> [Supplied information]:
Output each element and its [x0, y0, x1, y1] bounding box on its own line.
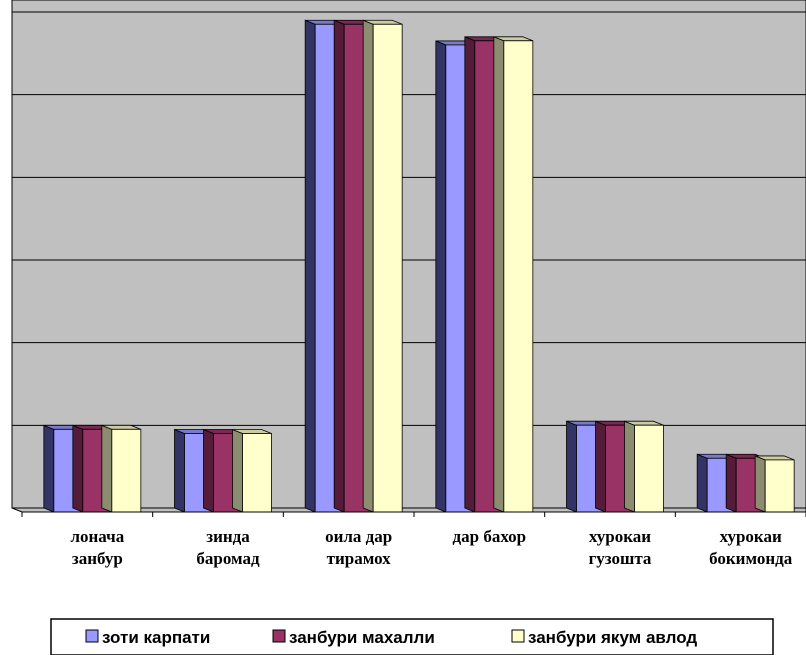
- category-label: дар бахор: [453, 527, 527, 546]
- bar-side: [333, 19, 345, 513]
- bar: [232, 428, 272, 513]
- bar-side: [595, 420, 606, 513]
- bar-front: [242, 433, 272, 513]
- bar-side: [696, 453, 708, 513]
- bar-side: [101, 424, 113, 513]
- bar-side: [566, 420, 577, 513]
- bar-side: [72, 424, 84, 513]
- category-label: тирамох: [327, 549, 392, 568]
- bar-side: [624, 420, 635, 513]
- legend-label: занбури якум авлод: [528, 628, 697, 647]
- legend-label: зоти карпати: [102, 628, 210, 647]
- category-label: лонача: [70, 527, 124, 546]
- category-label: бокимонда: [709, 549, 793, 568]
- legend-swatch: [85, 629, 99, 643]
- bar-front: [372, 23, 403, 513]
- bar-side: [754, 455, 766, 513]
- legend-box: [50, 618, 774, 655]
- bar-side: [362, 19, 374, 513]
- category-labels: лонача занбур зинда баромад оила дар тирамох д…: [21, 511, 806, 568]
- bar-front: [764, 459, 795, 513]
- legend-swatch: [272, 629, 286, 643]
- category-label: занбур: [72, 549, 123, 568]
- bar-side: [232, 428, 243, 513]
- legend-swatch: [511, 629, 525, 643]
- category-label: гузошта: [589, 549, 652, 568]
- bar: [493, 36, 534, 513]
- bar-front: [634, 424, 664, 513]
- bar: [754, 455, 795, 513]
- bar-side: [174, 428, 185, 513]
- category-label: баромад: [196, 549, 260, 568]
- bar-side: [464, 36, 476, 513]
- bar-side: [304, 19, 316, 513]
- bar: [362, 19, 403, 513]
- bar-side: [725, 453, 737, 513]
- bar: [101, 424, 142, 513]
- bar-side: [435, 40, 447, 513]
- bar-front: [503, 40, 534, 513]
- bar-front: [111, 428, 142, 513]
- category-label: хурокаи: [589, 527, 651, 546]
- bar-side: [43, 424, 55, 513]
- legend: зоти карпати занбури махалли занбури якум …: [50, 618, 774, 655]
- category-label: зинда: [206, 527, 250, 546]
- category-label: оила дар: [325, 527, 392, 546]
- legend-label: занбури махалли: [289, 628, 435, 647]
- back-wall: [11, 0, 806, 509]
- bar-side: [203, 428, 214, 513]
- category-label: хурокаи: [720, 527, 782, 546]
- bar: [624, 420, 664, 513]
- bar-side: [493, 36, 505, 513]
- gridlines: [12, 11, 806, 426]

> [Aim]:
Turn the lines from the one containing "- category-label: дар" through the one containing "- bar-front: [503, 40, 534, 513]" into a numbered list, skipping any blank lines.

> [Correct response]:
1. - category-label: дар бахор: [453, 527, 527, 546]
2. - bar-side: [333, 19, 345, 513]
3. - bar: [232, 428, 272, 513]
4. - bar-side: [595, 420, 606, 513]
5. - bar-front: [242, 433, 272, 513]
6. - bar-side: [696, 453, 708, 513]
7. - bar-side: [101, 424, 113, 513]
8. - bar-side: [566, 420, 577, 513]
9. - bar-side: [72, 424, 84, 513]
10. - category-label: тирамох: [327, 549, 392, 568]
11. - bar-side: [624, 420, 635, 513]
12. - legend-label: занбури якум авлод: [528, 628, 697, 647]
13. - legend-label: зоти карпати: [102, 628, 210, 647]
14. - category-label: лонача: [70, 527, 124, 546]
15. - category-label: бокимонда: [709, 549, 793, 568]
16. - legend-swatch: [85, 629, 99, 643]
17. - bar-front: [372, 23, 403, 513]
18. - bar-side: [754, 455, 766, 513]
19. - legend-box: [50, 618, 774, 655]
20. - bar-side: [362, 19, 374, 513]
21. - category-labels: лонача занбур зинда баромад оила дар тирамох д…: [21, 511, 806, 568]
22. - bar-front: [764, 459, 795, 513]
23. - legend-swatch: [272, 629, 286, 643]
24. - category-label: занбур: [72, 549, 123, 568]
25. - bar-side: [232, 428, 243, 513]
26. - legend-swatch: [511, 629, 525, 643]
27. - category-label: гузошта: [589, 549, 652, 568]
28. - bar: [493, 36, 534, 513]
29. - bar-front: [634, 424, 664, 513]
30. - bar: [754, 455, 795, 513]
31. - bar-side: [174, 428, 185, 513]
32. - category-label: баромад: [196, 549, 260, 568]
33. - bar-side: [464, 36, 476, 513]
34. - bar-side: [304, 19, 316, 513]
35. - bar: [362, 19, 403, 513]
36. - bar-side: [725, 453, 737, 513]
37. - bar: [101, 424, 142, 513]
38. - bar-side: [435, 40, 447, 513]
39. - bar-front: [503, 40, 534, 513]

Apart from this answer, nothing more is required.